- [Records supplied]
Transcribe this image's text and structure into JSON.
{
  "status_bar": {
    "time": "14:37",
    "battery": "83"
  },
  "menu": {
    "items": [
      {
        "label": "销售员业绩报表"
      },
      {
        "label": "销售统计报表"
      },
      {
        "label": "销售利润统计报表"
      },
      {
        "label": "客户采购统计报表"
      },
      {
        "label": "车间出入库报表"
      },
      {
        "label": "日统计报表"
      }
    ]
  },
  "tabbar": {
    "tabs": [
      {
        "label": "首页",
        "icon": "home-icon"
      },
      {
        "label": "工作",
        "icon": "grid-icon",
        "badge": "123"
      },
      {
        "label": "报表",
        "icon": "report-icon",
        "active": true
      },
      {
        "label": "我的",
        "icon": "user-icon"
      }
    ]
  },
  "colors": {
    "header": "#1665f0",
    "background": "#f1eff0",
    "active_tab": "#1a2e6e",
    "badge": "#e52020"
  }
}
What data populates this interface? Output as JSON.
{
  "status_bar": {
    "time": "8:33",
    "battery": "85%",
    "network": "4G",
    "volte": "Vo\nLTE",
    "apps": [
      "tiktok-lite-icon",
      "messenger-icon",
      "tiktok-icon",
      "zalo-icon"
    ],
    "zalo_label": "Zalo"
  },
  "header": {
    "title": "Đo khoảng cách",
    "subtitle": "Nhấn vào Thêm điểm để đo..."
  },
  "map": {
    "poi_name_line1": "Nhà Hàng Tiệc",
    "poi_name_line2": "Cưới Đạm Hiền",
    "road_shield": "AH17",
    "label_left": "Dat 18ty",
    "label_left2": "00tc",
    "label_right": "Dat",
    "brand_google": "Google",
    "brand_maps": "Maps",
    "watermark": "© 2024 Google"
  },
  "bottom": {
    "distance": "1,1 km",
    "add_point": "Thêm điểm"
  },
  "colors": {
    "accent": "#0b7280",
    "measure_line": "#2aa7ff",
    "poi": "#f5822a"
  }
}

- [What you will do] Return all lines with the word "Thêm" in them.

- [The result]
    "subtitle": "Nhấn vào Thêm điểm để đo..."
    "add_point": "Thêm điểm"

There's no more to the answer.